- Task directions
The records below hold pictures; please leave those out and retype the rest exactly.

Stored items from a collection
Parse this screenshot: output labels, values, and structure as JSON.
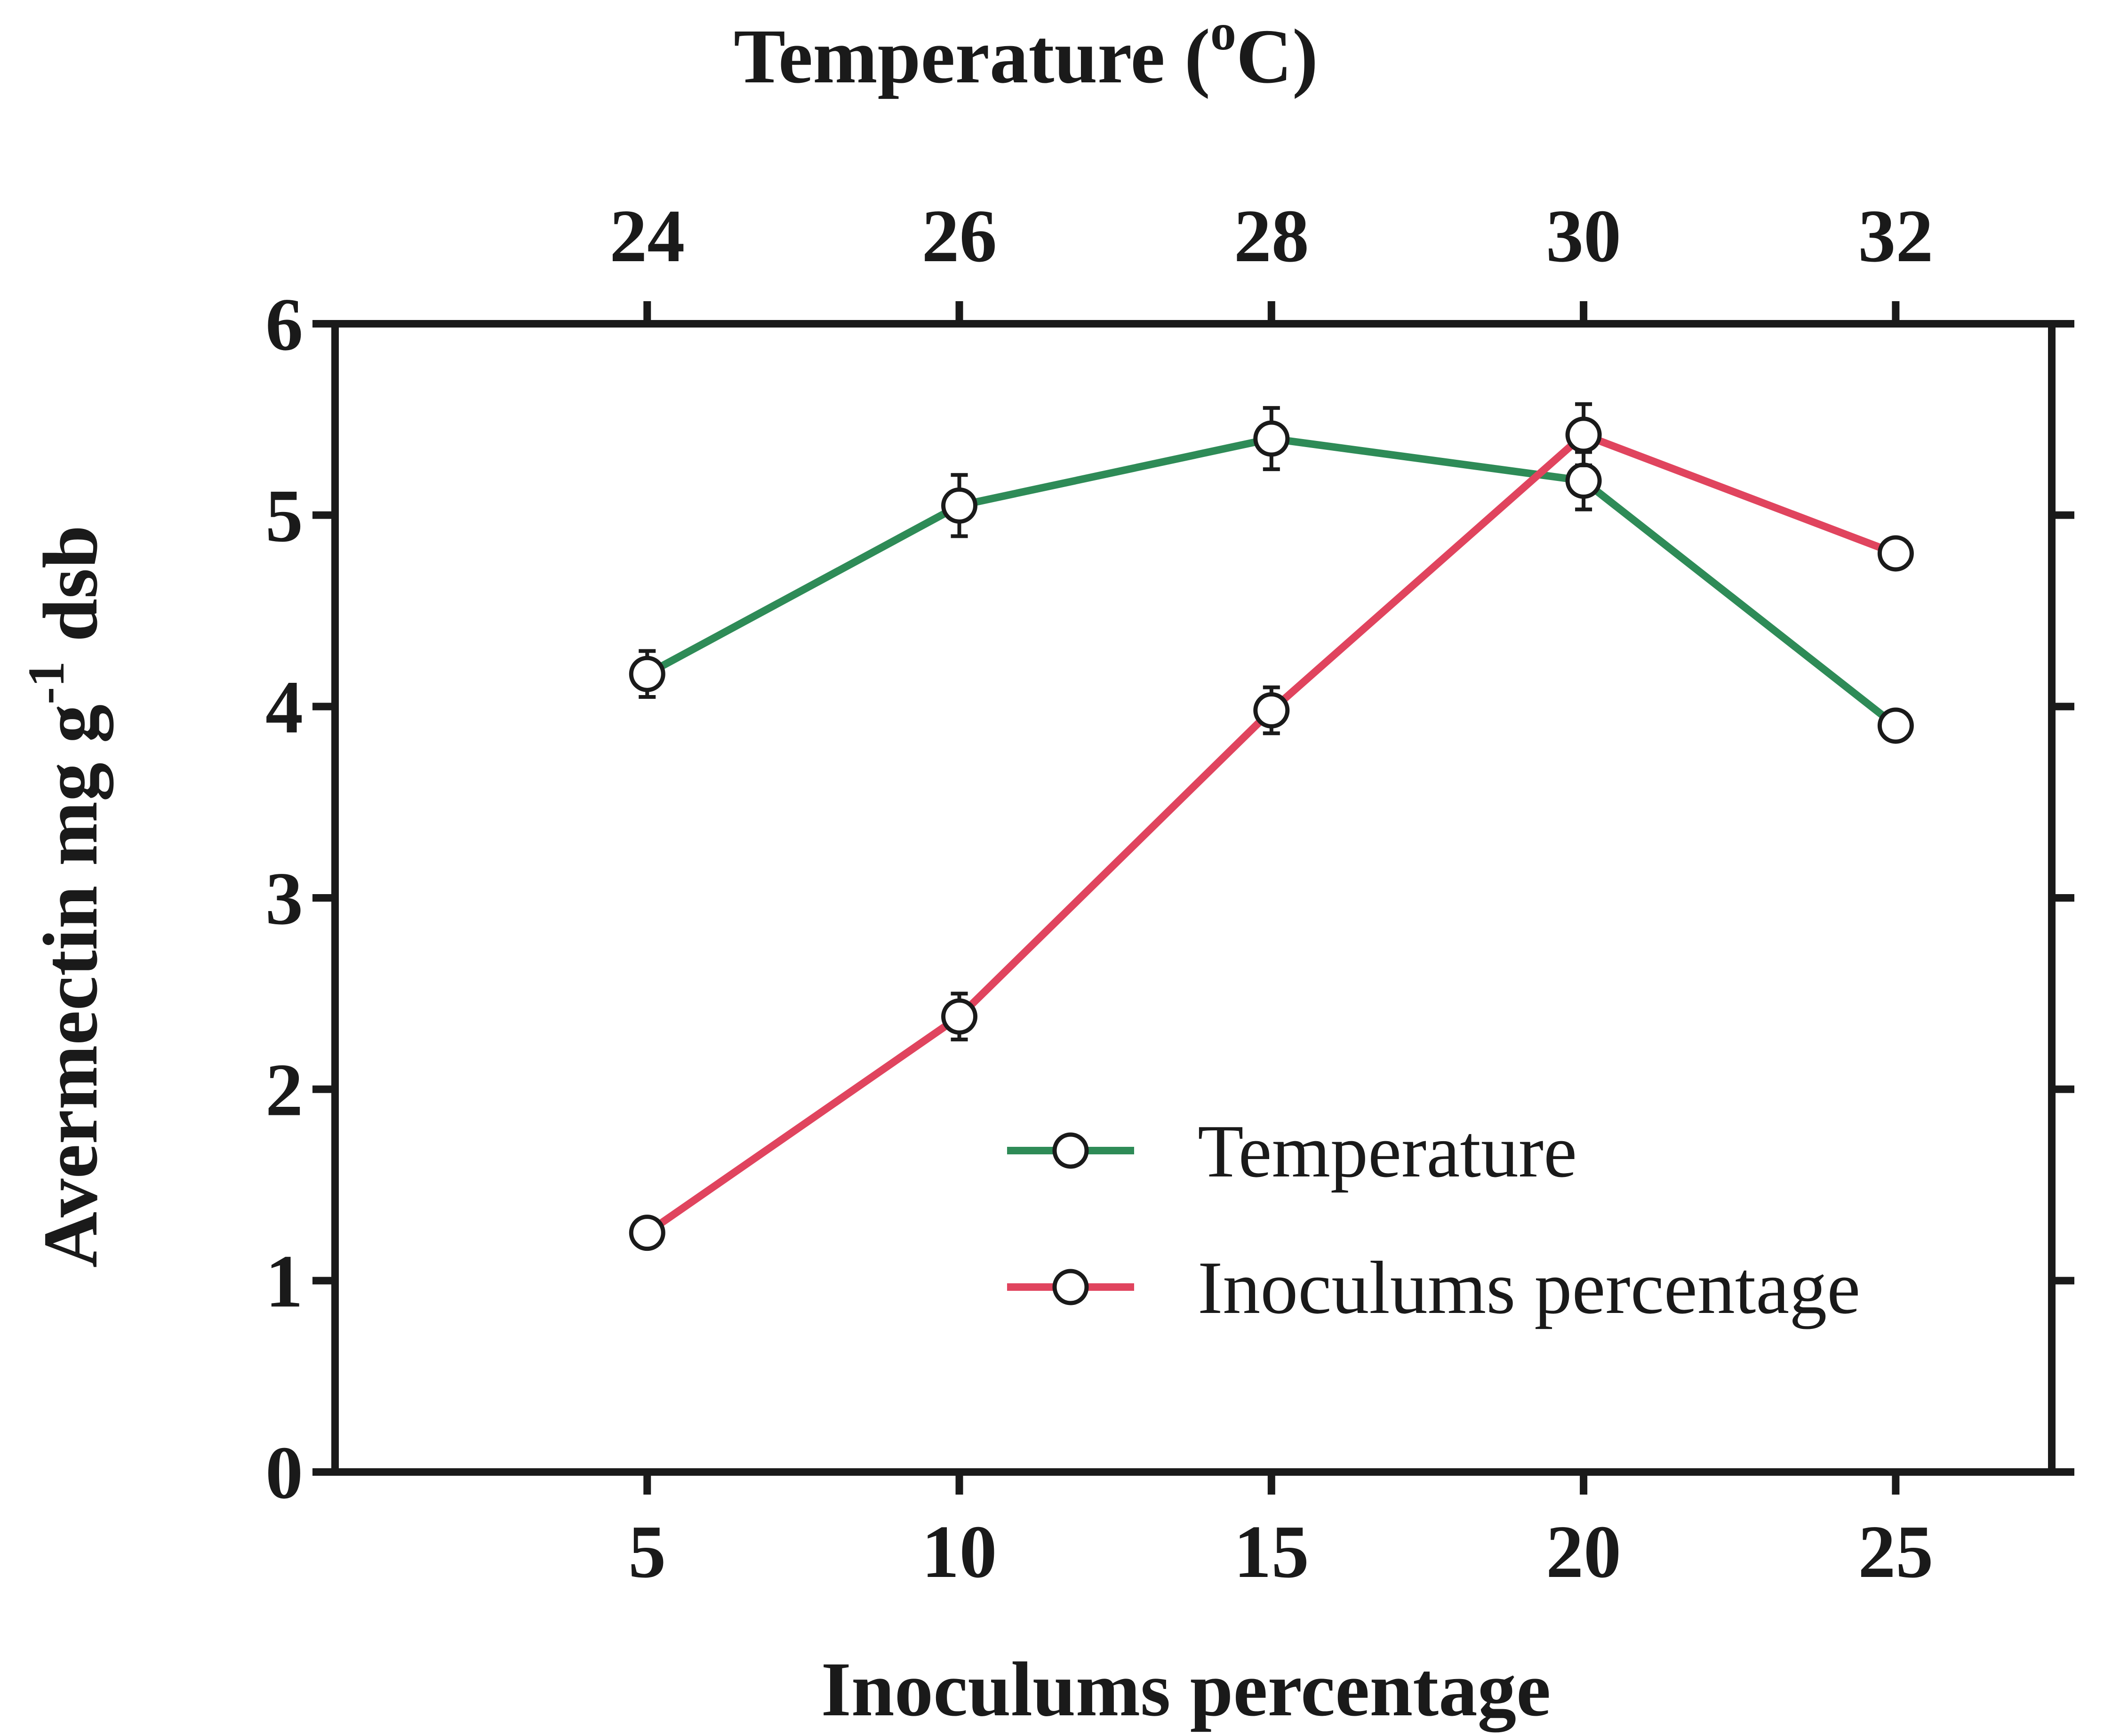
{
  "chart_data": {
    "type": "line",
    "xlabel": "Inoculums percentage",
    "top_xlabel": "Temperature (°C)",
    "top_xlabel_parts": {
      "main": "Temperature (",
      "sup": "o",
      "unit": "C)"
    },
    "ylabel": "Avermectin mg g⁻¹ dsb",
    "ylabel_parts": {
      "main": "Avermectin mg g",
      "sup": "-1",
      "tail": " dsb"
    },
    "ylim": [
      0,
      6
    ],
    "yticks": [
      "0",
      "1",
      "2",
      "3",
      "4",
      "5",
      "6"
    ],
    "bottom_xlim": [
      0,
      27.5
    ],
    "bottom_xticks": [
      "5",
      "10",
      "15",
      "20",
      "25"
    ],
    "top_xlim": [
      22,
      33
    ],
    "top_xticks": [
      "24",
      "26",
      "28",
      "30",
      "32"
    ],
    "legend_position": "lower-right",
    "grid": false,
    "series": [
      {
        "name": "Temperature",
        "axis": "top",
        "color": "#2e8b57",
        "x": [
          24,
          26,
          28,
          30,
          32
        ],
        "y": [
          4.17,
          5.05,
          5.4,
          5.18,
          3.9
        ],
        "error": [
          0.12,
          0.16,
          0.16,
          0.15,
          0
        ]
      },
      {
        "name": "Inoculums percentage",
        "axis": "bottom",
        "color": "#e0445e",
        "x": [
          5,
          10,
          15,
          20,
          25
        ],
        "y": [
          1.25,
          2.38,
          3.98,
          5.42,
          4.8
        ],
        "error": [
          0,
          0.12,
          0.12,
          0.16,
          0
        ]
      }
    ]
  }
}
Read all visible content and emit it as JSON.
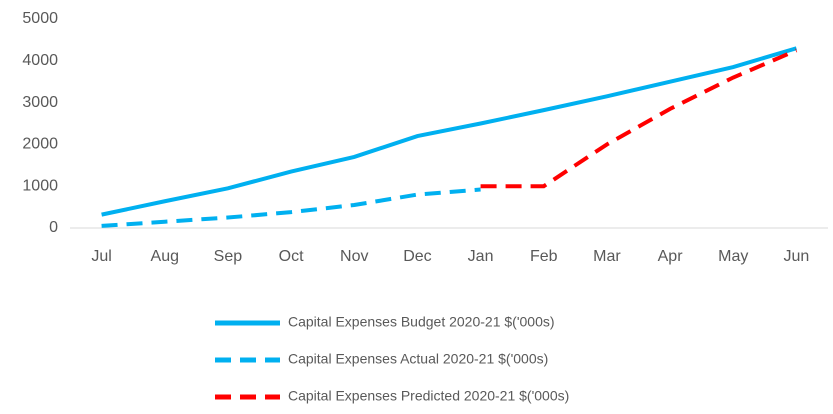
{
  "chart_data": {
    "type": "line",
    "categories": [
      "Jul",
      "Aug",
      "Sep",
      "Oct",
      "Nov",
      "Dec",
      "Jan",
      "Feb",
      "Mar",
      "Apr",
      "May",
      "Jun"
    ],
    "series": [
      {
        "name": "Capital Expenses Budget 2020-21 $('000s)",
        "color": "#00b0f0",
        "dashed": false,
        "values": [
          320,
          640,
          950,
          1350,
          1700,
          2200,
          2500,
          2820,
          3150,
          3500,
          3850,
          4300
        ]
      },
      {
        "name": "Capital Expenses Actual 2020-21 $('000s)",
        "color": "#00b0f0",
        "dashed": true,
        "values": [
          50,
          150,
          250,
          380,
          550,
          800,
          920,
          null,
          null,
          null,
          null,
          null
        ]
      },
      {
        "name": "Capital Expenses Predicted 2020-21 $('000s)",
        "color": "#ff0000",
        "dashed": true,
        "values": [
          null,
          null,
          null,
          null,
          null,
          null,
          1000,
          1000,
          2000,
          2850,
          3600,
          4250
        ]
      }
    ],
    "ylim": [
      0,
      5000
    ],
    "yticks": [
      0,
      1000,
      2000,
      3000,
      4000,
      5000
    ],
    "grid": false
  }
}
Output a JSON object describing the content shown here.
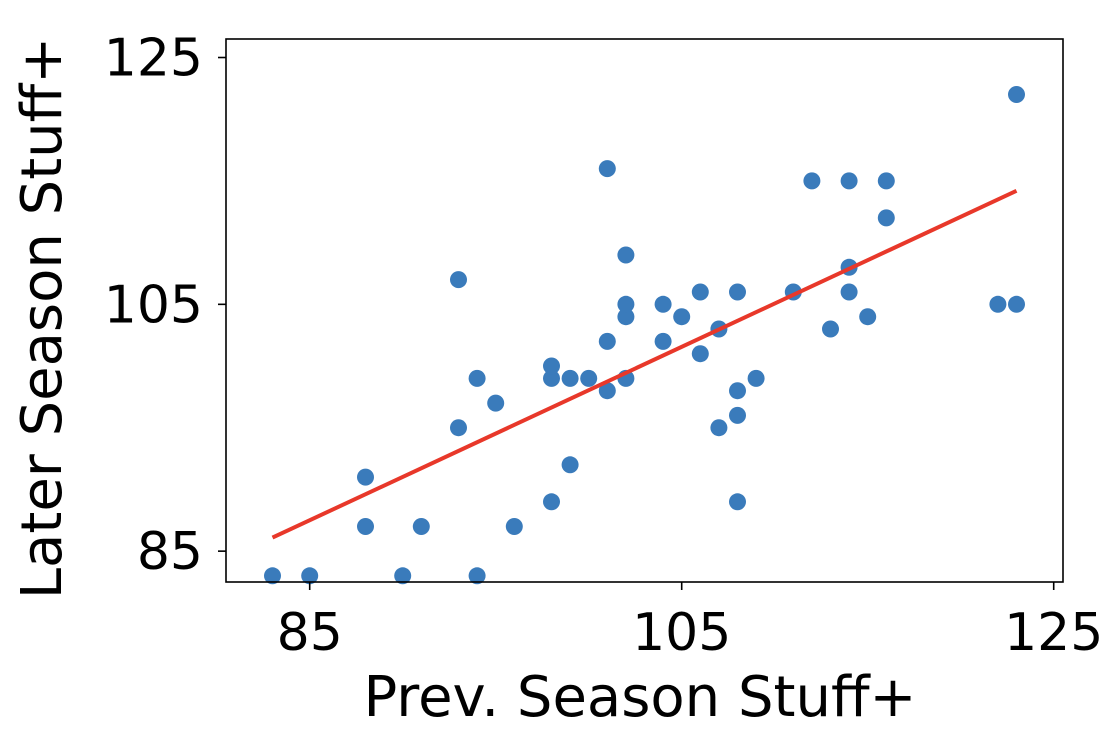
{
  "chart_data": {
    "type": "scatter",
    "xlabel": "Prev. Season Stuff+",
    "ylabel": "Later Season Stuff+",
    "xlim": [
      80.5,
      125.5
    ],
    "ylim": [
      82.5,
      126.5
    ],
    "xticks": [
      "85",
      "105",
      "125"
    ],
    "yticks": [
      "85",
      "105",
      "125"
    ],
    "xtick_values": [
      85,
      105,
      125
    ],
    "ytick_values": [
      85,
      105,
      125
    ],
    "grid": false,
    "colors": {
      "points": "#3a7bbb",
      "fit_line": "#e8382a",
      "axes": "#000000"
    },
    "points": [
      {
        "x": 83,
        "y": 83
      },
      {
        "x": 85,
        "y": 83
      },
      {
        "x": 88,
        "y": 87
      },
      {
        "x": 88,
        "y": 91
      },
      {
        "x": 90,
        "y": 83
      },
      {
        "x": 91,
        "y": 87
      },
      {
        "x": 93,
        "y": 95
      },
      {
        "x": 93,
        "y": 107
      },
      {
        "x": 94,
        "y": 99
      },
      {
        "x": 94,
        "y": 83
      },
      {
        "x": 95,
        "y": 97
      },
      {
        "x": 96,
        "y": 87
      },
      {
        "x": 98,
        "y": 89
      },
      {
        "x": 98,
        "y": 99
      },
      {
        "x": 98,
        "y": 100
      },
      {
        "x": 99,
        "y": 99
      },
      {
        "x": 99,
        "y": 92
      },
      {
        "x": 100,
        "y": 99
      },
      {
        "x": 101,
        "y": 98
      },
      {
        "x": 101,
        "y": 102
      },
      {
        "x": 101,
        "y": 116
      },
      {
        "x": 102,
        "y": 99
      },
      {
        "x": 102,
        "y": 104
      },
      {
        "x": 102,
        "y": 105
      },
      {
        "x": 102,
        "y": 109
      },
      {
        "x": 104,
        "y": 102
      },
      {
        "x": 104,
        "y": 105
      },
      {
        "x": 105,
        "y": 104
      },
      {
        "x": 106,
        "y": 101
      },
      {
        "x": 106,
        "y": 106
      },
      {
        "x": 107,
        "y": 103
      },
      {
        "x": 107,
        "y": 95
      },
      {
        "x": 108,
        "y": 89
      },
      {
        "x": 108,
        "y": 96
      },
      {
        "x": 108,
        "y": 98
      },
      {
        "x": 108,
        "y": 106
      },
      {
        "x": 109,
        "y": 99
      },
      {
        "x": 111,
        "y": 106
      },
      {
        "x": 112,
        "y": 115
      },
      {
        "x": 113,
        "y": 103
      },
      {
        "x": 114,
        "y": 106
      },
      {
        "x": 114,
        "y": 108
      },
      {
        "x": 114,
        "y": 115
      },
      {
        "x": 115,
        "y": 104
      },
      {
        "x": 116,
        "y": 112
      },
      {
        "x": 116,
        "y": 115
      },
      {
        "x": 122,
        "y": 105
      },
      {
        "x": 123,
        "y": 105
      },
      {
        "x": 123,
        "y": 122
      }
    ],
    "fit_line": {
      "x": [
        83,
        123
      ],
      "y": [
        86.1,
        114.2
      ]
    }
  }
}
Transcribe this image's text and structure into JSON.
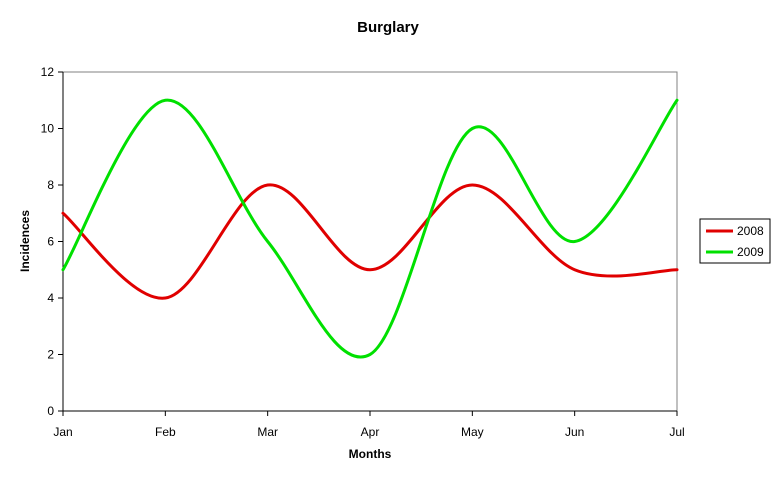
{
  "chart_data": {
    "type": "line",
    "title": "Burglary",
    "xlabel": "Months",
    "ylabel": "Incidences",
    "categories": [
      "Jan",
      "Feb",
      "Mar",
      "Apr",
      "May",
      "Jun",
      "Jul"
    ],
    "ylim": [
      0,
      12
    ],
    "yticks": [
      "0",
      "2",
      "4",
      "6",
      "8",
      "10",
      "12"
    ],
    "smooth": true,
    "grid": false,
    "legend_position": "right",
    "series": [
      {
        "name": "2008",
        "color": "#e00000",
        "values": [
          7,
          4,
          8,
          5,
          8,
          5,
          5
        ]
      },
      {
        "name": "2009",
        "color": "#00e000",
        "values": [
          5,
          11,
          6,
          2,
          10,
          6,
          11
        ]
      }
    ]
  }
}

- Exercise result
Parse this screenshot: output labels, values, and structure as JSON.
{
  "chart_data": {
    "type": "line",
    "xlabel": "Inoculums percentage",
    "top_xlabel": "Temperature (°C)",
    "top_xlabel_parts": {
      "main": "Temperature (",
      "sup": "o",
      "unit": "C)"
    },
    "ylabel": "Avermectin mg g⁻¹ dsb",
    "ylabel_parts": {
      "main": "Avermectin mg g",
      "sup": "-1",
      "tail": " dsb"
    },
    "ylim": [
      0,
      6
    ],
    "yticks": [
      "0",
      "1",
      "2",
      "3",
      "4",
      "5",
      "6"
    ],
    "bottom_xlim": [
      0,
      27.5
    ],
    "bottom_xticks": [
      "5",
      "10",
      "15",
      "20",
      "25"
    ],
    "top_xlim": [
      22,
      33
    ],
    "top_xticks": [
      "24",
      "26",
      "28",
      "30",
      "32"
    ],
    "legend_position": "lower-right",
    "grid": false,
    "series": [
      {
        "name": "Temperature",
        "axis": "top",
        "color": "#2e8b57",
        "x": [
          24,
          26,
          28,
          30,
          32
        ],
        "y": [
          4.17,
          5.05,
          5.4,
          5.18,
          3.9
        ],
        "error": [
          0.12,
          0.16,
          0.16,
          0.15,
          0
        ]
      },
      {
        "name": "Inoculums percentage",
        "axis": "bottom",
        "color": "#e0445e",
        "x": [
          5,
          10,
          15,
          20,
          25
        ],
        "y": [
          1.25,
          2.38,
          3.98,
          5.42,
          4.8
        ],
        "error": [
          0,
          0.12,
          0.12,
          0.16,
          0
        ]
      }
    ]
  }
}
Read all visible content and emit it as JSON.
{
  "chart_data": {
    "type": "line",
    "categories": [
      "Jul",
      "Aug",
      "Sep",
      "Oct",
      "Nov",
      "Dec",
      "Jan",
      "Feb",
      "Mar",
      "Apr",
      "May",
      "Jun"
    ],
    "series": [
      {
        "name": "Capital Expenses Budget 2020-21 $('000s)",
        "color": "#00b0f0",
        "dashed": false,
        "values": [
          320,
          640,
          950,
          1350,
          1700,
          2200,
          2500,
          2820,
          3150,
          3500,
          3850,
          4300
        ]
      },
      {
        "name": "Capital Expenses Actual 2020-21 $('000s)",
        "color": "#00b0f0",
        "dashed": true,
        "values": [
          50,
          150,
          250,
          380,
          550,
          800,
          920,
          null,
          null,
          null,
          null,
          null
        ]
      },
      {
        "name": "Capital Expenses Predicted 2020-21 $('000s)",
        "color": "#ff0000",
        "dashed": true,
        "values": [
          null,
          null,
          null,
          null,
          null,
          null,
          1000,
          1000,
          2000,
          2850,
          3600,
          4250
        ]
      }
    ],
    "ylim": [
      0,
      5000
    ],
    "yticks": [
      0,
      1000,
      2000,
      3000,
      4000,
      5000
    ],
    "grid": false
  }
}
Output a JSON object describing the content shown here.
{
  "chart_data": {
    "type": "scatter",
    "xlabel": "Prev. Season Stuff+",
    "ylabel": "Later Season Stuff+",
    "xlim": [
      80.5,
      125.5
    ],
    "ylim": [
      82.5,
      126.5
    ],
    "xticks": [
      "85",
      "105",
      "125"
    ],
    "yticks": [
      "85",
      "105",
      "125"
    ],
    "xtick_values": [
      85,
      105,
      125
    ],
    "ytick_values": [
      85,
      105,
      125
    ],
    "grid": false,
    "colors": {
      "points": "#3a7bbb",
      "fit_line": "#e8382a",
      "axes": "#000000"
    },
    "points": [
      {
        "x": 83,
        "y": 83
      },
      {
        "x": 85,
        "y": 83
      },
      {
        "x": 88,
        "y": 87
      },
      {
        "x": 88,
        "y": 91
      },
      {
        "x": 90,
        "y": 83
      },
      {
        "x": 91,
        "y": 87
      },
      {
        "x": 93,
        "y": 95
      },
      {
        "x": 93,
        "y": 107
      },
      {
        "x": 94,
        "y": 99
      },
      {
        "x": 94,
        "y": 83
      },
      {
        "x": 95,
        "y": 97
      },
      {
        "x": 96,
        "y": 87
      },
      {
        "x": 98,
        "y": 89
      },
      {
        "x": 98,
        "y": 99
      },
      {
        "x": 98,
        "y": 100
      },
      {
        "x": 99,
        "y": 99
      },
      {
        "x": 99,
        "y": 92
      },
      {
        "x": 100,
        "y": 99
      },
      {
        "x": 101,
        "y": 98
      },
      {
        "x": 101,
        "y": 102
      },
      {
        "x": 101,
        "y": 116
      },
      {
        "x": 102,
        "y": 99
      },
      {
        "x": 102,
        "y": 104
      },
      {
        "x": 102,
        "y": 105
      },
      {
        "x": 102,
        "y": 109
      },
      {
        "x": 104,
        "y": 102
      },
      {
        "x": 104,
        "y": 105
      },
      {
        "x": 105,
        "y": 104
      },
      {
        "x": 106,
        "y": 101
      },
      {
        "x": 106,
        "y": 106
      },
      {
        "x": 107,
        "y": 103
      },
      {
        "x": 107,
        "y": 95
      },
      {
        "x": 108,
        "y": 89
      },
      {
        "x": 108,
        "y": 96
      },
      {
        "x": 108,
        "y": 98
      },
      {
        "x": 108,
        "y": 106
      },
      {
        "x": 109,
        "y": 99
      },
      {
        "x": 111,
        "y": 106
      },
      {
        "x": 112,
        "y": 115
      },
      {
        "x": 113,
        "y": 103
      },
      {
        "x": 114,
        "y": 106
      },
      {
        "x": 114,
        "y": 108
      },
      {
        "x": 114,
        "y": 115
      },
      {
        "x": 115,
        "y": 104
      },
      {
        "x": 116,
        "y": 112
      },
      {
        "x": 116,
        "y": 115
      },
      {
        "x": 122,
        "y": 105
      },
      {
        "x": 123,
        "y": 105
      },
      {
        "x": 123,
        "y": 122
      }
    ],
    "fit_line": {
      "x": [
        83,
        123
      ],
      "y": [
        86.1,
        114.2
      ]
    }
  }
}
Transcribe this image's text and structure into JSON.
{
  "chart_data": {
    "type": "line",
    "title": "Burglary",
    "xlabel": "Months",
    "ylabel": "Incidences",
    "categories": [
      "Jan",
      "Feb",
      "Mar",
      "Apr",
      "May",
      "Jun",
      "Jul"
    ],
    "ylim": [
      0,
      12
    ],
    "yticks": [
      "0",
      "2",
      "4",
      "6",
      "8",
      "10",
      "12"
    ],
    "smooth": true,
    "grid": false,
    "legend_position": "right",
    "series": [
      {
        "name": "2008",
        "color": "#e00000",
        "values": [
          7,
          4,
          8,
          5,
          8,
          5,
          5
        ]
      },
      {
        "name": "2009",
        "color": "#00e000",
        "values": [
          5,
          11,
          6,
          2,
          10,
          6,
          11
        ]
      }
    ]
  }
}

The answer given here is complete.